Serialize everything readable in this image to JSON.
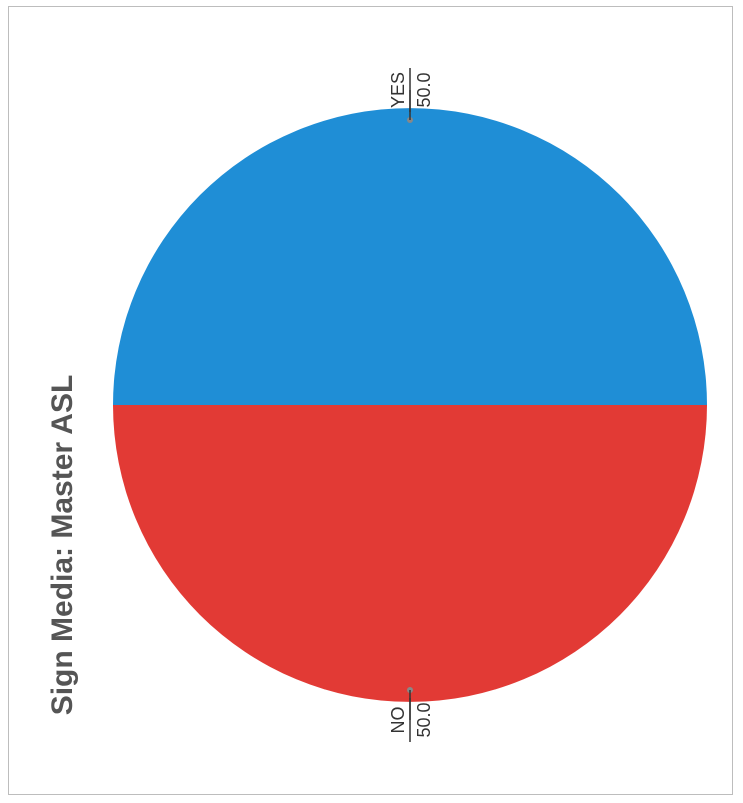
{
  "chart_data": {
    "type": "pie",
    "title": "Sign Media: Master ASL",
    "slices": [
      {
        "label": "YES",
        "value": 50.0,
        "value_label": "50.0",
        "color": "#1f8ed6"
      },
      {
        "label": "NO",
        "value": 50.0,
        "value_label": "50.0",
        "color": "#e23a35"
      }
    ],
    "orientation": "rotated-90-ccw"
  }
}
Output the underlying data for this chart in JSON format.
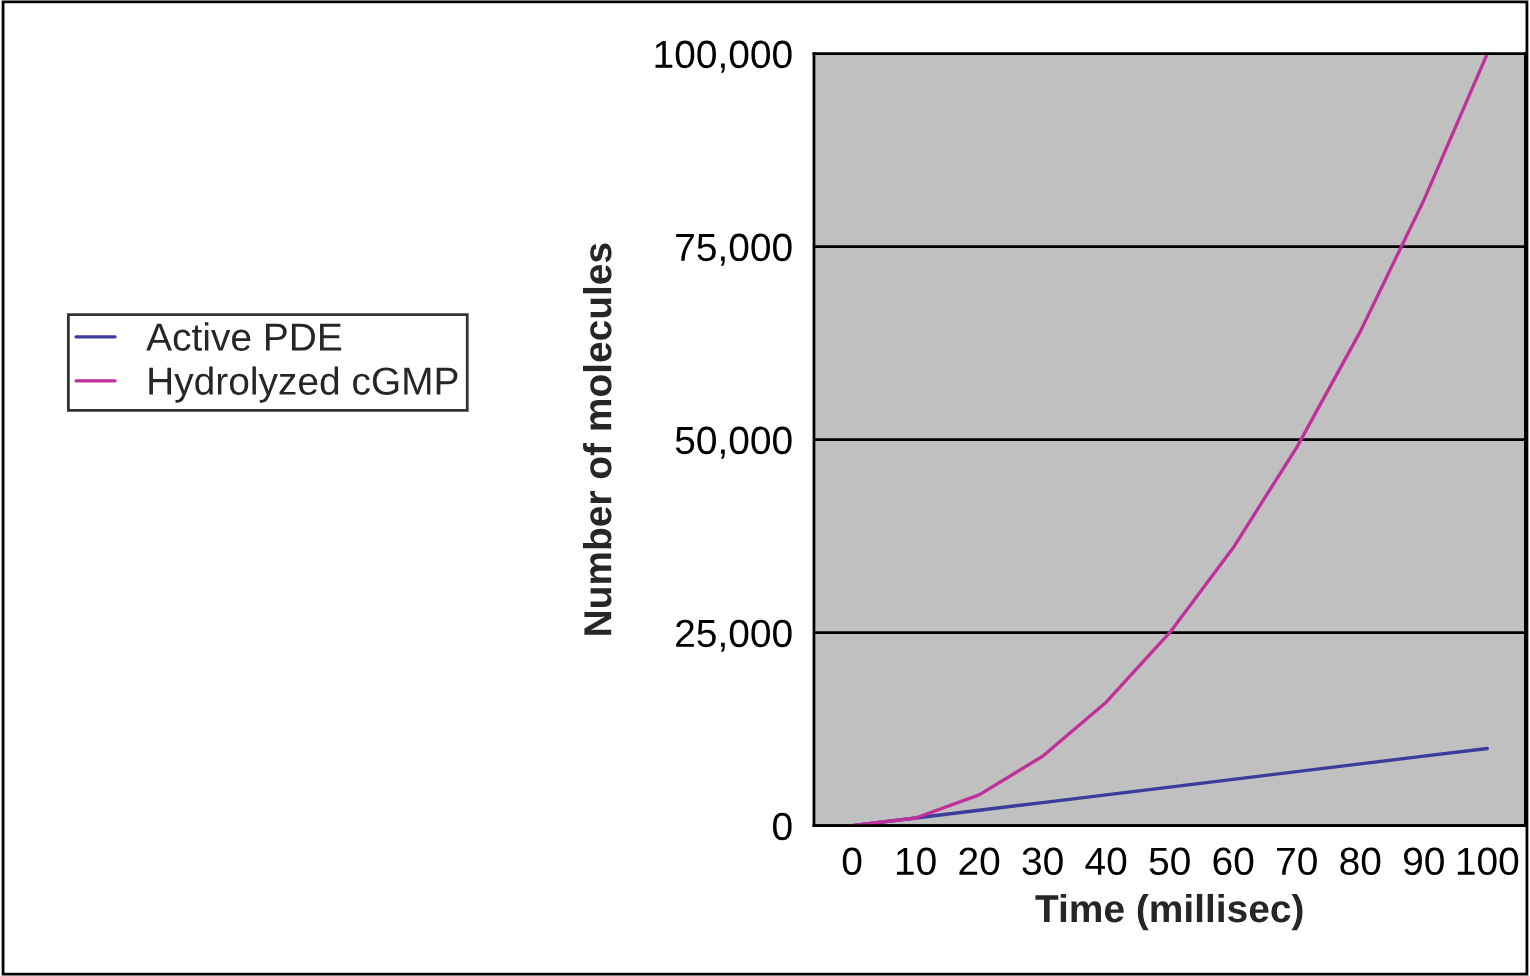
{
  "chart_data": {
    "type": "line",
    "xlabel": "Time (millisec)",
    "ylabel": "Number of molecules",
    "categories": [
      "0",
      "10",
      "20",
      "30",
      "40",
      "50",
      "60",
      "70",
      "80",
      "90",
      "100"
    ],
    "series": [
      {
        "name": "Active PDE",
        "color": "#3c3c9c",
        "values": [
          0,
          1000,
          2000,
          3000,
          4000,
          5000,
          6000,
          7000,
          8000,
          9000,
          10000
        ]
      },
      {
        "name": "Hydrolyzed cGMP",
        "color": "#c0309a",
        "values": [
          0,
          1000,
          4000,
          9000,
          16000,
          25000,
          36000,
          49000,
          64000,
          81000,
          100000
        ]
      }
    ],
    "ylim": [
      0,
      100000
    ],
    "yticks": [
      {
        "value": 0,
        "label": "0"
      },
      {
        "value": 25000,
        "label": "25,000"
      },
      {
        "value": 50000,
        "label": "50,000"
      },
      {
        "value": 75000,
        "label": "75,000"
      },
      {
        "value": 100000,
        "label": "100,000"
      }
    ],
    "grid": "y",
    "legend": "left",
    "marker": "none",
    "line_style": "solid"
  }
}
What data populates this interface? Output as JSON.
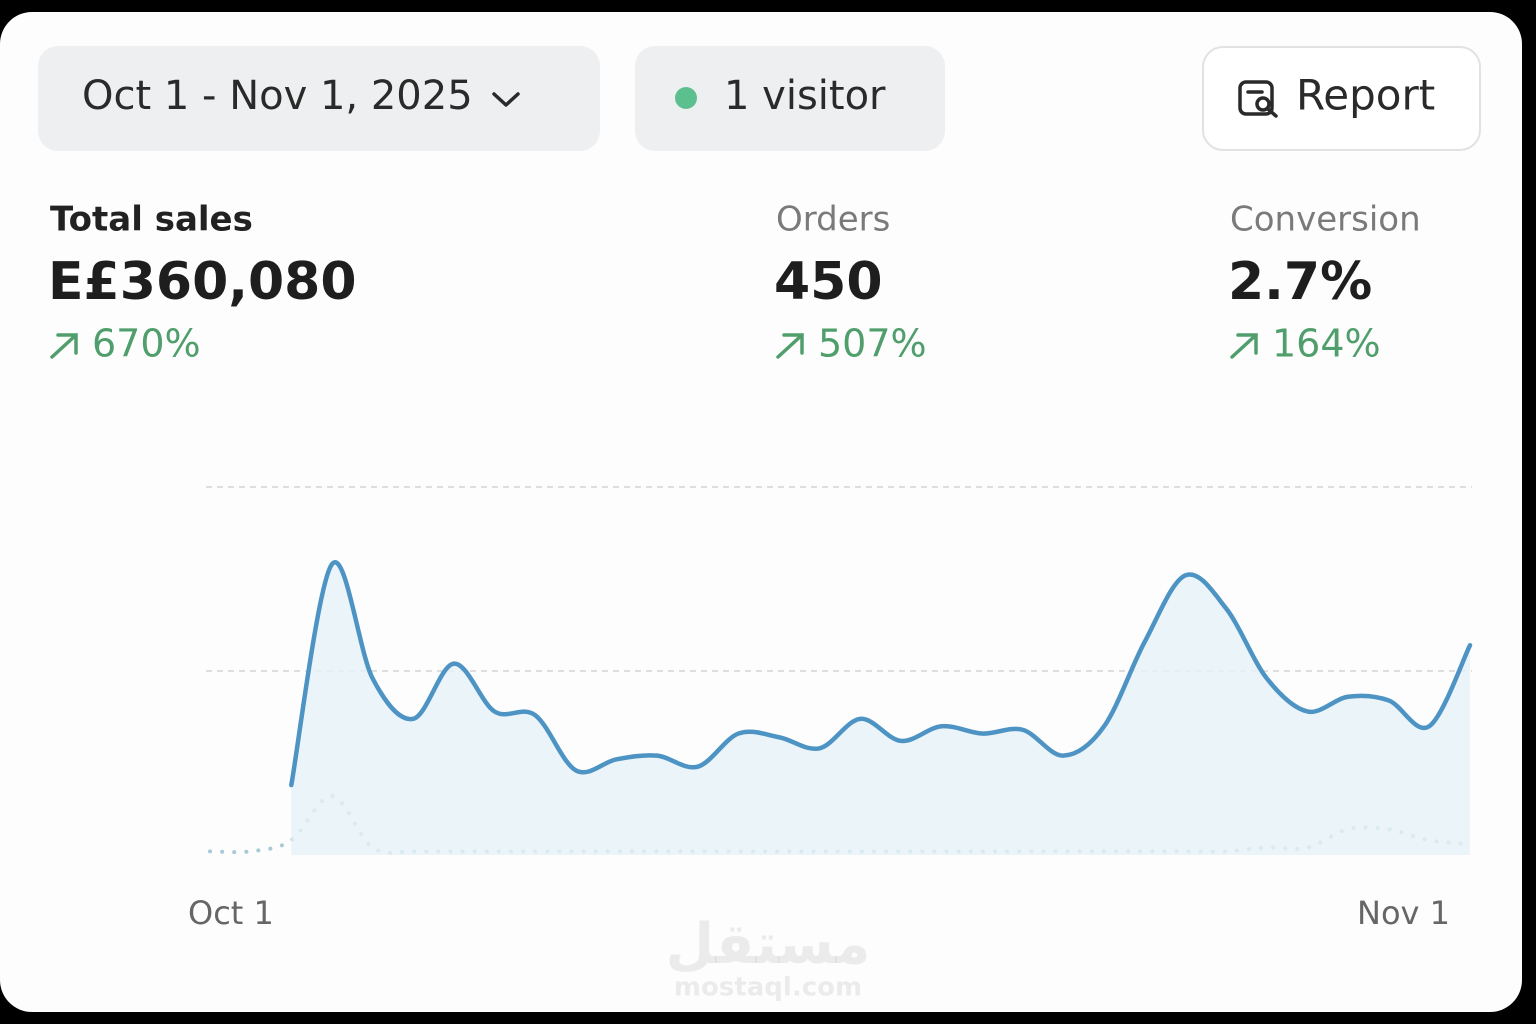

____

| SHORT PROBLEM |
Extract the entries in full, exactly as they are, minus the pictures.

| FINAL ANSWER |
Serialize everything readable in this image to JSON.
{
  "chart_data": {
    "type": "pie",
    "title": "Sign Media: Master ASL",
    "slices": [
      {
        "label": "YES",
        "value": 50.0,
        "value_label": "50.0",
        "color": "#1f8ed6"
      },
      {
        "label": "NO",
        "value": 50.0,
        "value_label": "50.0",
        "color": "#e23a35"
      }
    ],
    "orientation": "rotated-90-ccw"
  }
}
Output the underlying data for this chart in JSON format.
{
  "chart_data": {
    "type": "line",
    "xlabel": "Time (millisec)",
    "ylabel": "Number of molecules",
    "categories": [
      "0",
      "10",
      "20",
      "30",
      "40",
      "50",
      "60",
      "70",
      "80",
      "90",
      "100"
    ],
    "series": [
      {
        "name": "Active PDE",
        "color": "#3c3c9c",
        "values": [
          0,
          1000,
          2000,
          3000,
          4000,
          5000,
          6000,
          7000,
          8000,
          9000,
          10000
        ]
      },
      {
        "name": "Hydrolyzed cGMP",
        "color": "#c0309a",
        "values": [
          0,
          1000,
          4000,
          9000,
          16000,
          25000,
          36000,
          49000,
          64000,
          81000,
          100000
        ]
      }
    ],
    "ylim": [
      0,
      100000
    ],
    "yticks": [
      {
        "value": 0,
        "label": "0"
      },
      {
        "value": 25000,
        "label": "25,000"
      },
      {
        "value": 50000,
        "label": "50,000"
      },
      {
        "value": 75000,
        "label": "75,000"
      },
      {
        "value": 100000,
        "label": "100,000"
      }
    ],
    "grid": "y",
    "legend": "left",
    "marker": "none",
    "line_style": "solid"
  }
}
What data populates this interface? Output as JSON.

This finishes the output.